## Your objective
Each record below should be repeated precisely as written.

[BEGIN Data for processing]

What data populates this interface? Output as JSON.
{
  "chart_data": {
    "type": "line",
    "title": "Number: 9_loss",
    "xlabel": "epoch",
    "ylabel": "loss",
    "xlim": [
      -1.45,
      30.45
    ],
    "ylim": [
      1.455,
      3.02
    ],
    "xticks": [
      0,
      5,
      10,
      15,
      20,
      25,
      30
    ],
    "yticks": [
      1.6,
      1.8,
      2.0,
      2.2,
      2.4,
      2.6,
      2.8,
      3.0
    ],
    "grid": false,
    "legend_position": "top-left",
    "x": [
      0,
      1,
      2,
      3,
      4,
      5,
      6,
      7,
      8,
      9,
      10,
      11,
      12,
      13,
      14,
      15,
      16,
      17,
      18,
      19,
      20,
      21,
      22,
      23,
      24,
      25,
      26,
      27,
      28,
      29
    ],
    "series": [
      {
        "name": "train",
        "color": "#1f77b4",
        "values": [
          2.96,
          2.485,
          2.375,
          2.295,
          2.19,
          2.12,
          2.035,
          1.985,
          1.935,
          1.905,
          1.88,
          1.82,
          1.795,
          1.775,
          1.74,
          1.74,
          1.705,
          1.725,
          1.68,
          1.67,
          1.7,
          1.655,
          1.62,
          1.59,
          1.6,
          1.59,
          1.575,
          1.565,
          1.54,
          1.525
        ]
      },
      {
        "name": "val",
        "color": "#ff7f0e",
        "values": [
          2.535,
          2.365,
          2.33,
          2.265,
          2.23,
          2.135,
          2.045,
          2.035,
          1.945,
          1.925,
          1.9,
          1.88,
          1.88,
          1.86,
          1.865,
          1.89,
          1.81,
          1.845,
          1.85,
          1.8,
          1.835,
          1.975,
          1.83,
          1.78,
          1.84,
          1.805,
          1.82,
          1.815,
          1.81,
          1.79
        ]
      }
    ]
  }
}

[END Data for processing]

## Reply to the task
What data populates this interface? Output as JSON.
{
  "chart_data": {
    "type": "line",
    "title": "Number: 9_loss",
    "xlabel": "epoch",
    "ylabel": "loss",
    "xlim": [
      -1.45,
      30.45
    ],
    "ylim": [
      1.455,
      3.02
    ],
    "xticks": [
      0,
      5,
      10,
      15,
      20,
      25,
      30
    ],
    "yticks": [
      1.6,
      1.8,
      2.0,
      2.2,
      2.4,
      2.6,
      2.8,
      3.0
    ],
    "grid": false,
    "legend_position": "top-left",
    "x": [
      0,
      1,
      2,
      3,
      4,
      5,
      6,
      7,
      8,
      9,
      10,
      11,
      12,
      13,
      14,
      15,
      16,
      17,
      18,
      19,
      20,
      21,
      22,
      23,
      24,
      25,
      26,
      27,
      28,
      29
    ],
    "series": [
      {
        "name": "train",
        "color": "#1f77b4",
        "values": [
          2.96,
          2.485,
          2.375,
          2.295,
          2.19,
          2.12,
          2.035,
          1.985,
          1.935,
          1.905,
          1.88,
          1.82,
          1.795,
          1.775,
          1.74,
          1.74,
          1.705,
          1.725,
          1.68,
          1.67,
          1.7,
          1.655,
          1.62,
          1.59,
          1.6,
          1.59,
          1.575,
          1.565,
          1.54,
          1.525
        ]
      },
      {
        "name": "val",
        "color": "#ff7f0e",
        "values": [
          2.535,
          2.365,
          2.33,
          2.265,
          2.23,
          2.135,
          2.045,
          2.035,
          1.945,
          1.925,
          1.9,
          1.88,
          1.88,
          1.86,
          1.865,
          1.89,
          1.81,
          1.845,
          1.85,
          1.8,
          1.835,
          1.975,
          1.83,
          1.78,
          1.84,
          1.805,
          1.82,
          1.815,
          1.81,
          1.79
        ]
      }
    ]
  }
}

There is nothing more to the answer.